Stated exercise: Using the listing below, extract each line that has the word "name" in it.

Material to process:
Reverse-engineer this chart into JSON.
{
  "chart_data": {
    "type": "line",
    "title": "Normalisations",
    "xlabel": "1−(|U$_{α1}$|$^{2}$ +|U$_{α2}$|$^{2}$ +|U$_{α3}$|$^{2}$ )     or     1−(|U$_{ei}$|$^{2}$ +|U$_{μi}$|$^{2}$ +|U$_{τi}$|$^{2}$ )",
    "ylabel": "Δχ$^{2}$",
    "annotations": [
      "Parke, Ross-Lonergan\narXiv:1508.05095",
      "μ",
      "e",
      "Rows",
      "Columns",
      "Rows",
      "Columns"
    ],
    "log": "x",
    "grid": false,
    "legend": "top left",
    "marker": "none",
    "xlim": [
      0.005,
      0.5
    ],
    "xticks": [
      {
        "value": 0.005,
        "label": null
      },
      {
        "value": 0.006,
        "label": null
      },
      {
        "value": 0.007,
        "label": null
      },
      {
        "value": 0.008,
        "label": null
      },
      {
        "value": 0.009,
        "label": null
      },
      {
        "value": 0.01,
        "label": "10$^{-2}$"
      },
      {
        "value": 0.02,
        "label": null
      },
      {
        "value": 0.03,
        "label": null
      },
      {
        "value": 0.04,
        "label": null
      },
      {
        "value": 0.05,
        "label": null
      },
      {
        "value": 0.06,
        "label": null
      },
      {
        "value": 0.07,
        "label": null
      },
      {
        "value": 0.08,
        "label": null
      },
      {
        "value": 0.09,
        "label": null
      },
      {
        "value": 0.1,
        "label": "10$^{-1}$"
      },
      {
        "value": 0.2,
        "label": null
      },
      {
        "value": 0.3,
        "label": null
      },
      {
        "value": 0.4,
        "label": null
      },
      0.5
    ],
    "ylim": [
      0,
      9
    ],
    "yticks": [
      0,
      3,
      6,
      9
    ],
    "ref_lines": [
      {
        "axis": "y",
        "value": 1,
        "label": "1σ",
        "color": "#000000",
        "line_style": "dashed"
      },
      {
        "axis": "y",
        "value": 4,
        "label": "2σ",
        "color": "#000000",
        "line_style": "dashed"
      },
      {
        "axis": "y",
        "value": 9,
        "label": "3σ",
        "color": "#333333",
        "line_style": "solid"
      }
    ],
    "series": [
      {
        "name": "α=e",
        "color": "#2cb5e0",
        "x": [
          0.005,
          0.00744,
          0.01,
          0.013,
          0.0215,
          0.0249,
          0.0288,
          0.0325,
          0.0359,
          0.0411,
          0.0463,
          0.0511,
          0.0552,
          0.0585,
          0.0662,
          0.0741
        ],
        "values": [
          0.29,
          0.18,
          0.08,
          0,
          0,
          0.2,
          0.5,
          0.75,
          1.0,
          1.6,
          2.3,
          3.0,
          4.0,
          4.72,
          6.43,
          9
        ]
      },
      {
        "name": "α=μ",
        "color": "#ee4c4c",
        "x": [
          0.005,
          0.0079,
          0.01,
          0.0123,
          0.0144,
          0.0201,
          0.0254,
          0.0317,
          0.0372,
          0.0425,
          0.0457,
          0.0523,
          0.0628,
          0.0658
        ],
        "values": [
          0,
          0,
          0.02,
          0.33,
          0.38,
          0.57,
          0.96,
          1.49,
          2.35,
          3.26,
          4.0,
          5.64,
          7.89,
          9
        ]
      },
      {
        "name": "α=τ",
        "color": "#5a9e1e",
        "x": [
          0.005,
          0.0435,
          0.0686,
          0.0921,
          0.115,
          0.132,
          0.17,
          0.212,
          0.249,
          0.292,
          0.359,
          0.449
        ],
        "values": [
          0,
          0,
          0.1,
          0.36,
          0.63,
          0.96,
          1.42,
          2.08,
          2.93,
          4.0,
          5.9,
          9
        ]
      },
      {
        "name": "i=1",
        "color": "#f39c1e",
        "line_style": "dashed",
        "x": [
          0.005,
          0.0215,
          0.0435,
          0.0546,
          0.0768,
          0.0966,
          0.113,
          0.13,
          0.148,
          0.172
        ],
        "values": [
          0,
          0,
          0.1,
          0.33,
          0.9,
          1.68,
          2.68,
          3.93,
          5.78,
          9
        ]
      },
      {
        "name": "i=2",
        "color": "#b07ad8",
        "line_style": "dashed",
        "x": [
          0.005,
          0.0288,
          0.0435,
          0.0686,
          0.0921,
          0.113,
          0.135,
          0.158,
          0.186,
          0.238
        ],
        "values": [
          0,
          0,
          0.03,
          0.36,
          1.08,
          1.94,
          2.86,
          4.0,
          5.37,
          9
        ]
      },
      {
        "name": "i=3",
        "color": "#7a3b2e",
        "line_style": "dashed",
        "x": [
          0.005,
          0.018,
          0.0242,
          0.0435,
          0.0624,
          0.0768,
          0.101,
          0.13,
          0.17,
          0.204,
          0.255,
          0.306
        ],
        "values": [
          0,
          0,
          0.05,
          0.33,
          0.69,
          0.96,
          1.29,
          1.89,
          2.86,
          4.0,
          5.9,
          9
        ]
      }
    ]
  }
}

Task solution:
        "name": "α=e",
        "name": "α=μ",
        "name": "α=τ",
        "name": "i=1",
        "name": "i=2",
        "name": "i=3",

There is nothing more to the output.